Exercise description
Retype the material word for word.

The records

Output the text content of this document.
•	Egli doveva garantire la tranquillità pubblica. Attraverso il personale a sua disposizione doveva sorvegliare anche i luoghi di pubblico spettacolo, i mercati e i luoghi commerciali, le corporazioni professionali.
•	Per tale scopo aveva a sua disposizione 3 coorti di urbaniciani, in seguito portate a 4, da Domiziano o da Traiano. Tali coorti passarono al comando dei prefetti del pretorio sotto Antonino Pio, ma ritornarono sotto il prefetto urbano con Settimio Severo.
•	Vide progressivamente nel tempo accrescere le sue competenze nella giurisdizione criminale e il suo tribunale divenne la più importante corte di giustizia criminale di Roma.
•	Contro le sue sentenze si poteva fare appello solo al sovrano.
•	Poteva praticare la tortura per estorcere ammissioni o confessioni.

Right answer
Output the text content of this document.
•	Egli doveva garantire la tranquillità pubblica. Attraverso il personale a sua disposizione doveva sorvegliare anche i luoghi di pubblico spettacolo, i mercati e i luoghi commerciali, le corporazioni professionali.
•	Per tale scopo aveva a sua disposizione 3 coorti di urbaniciani, in seguito portate a 4, da Domiziano o da Traiano. Tali coorti passarono al comando dei prefetti del pretorio sotto Antonino Pio, ma ritornarono sotto il prefetto urbano con Settimio Severo.
•	Vide progressivamente nel tempo accrescere le sue competenze nella giurisdizione criminale e il suo tribunale divenne la più importante corte di giustizia criminale di Roma.
•	Contro le sue sentenze si poteva fare appello solo al sovrano.
•	Poteva praticare la tortura per estorcere ammissioni o confessioni.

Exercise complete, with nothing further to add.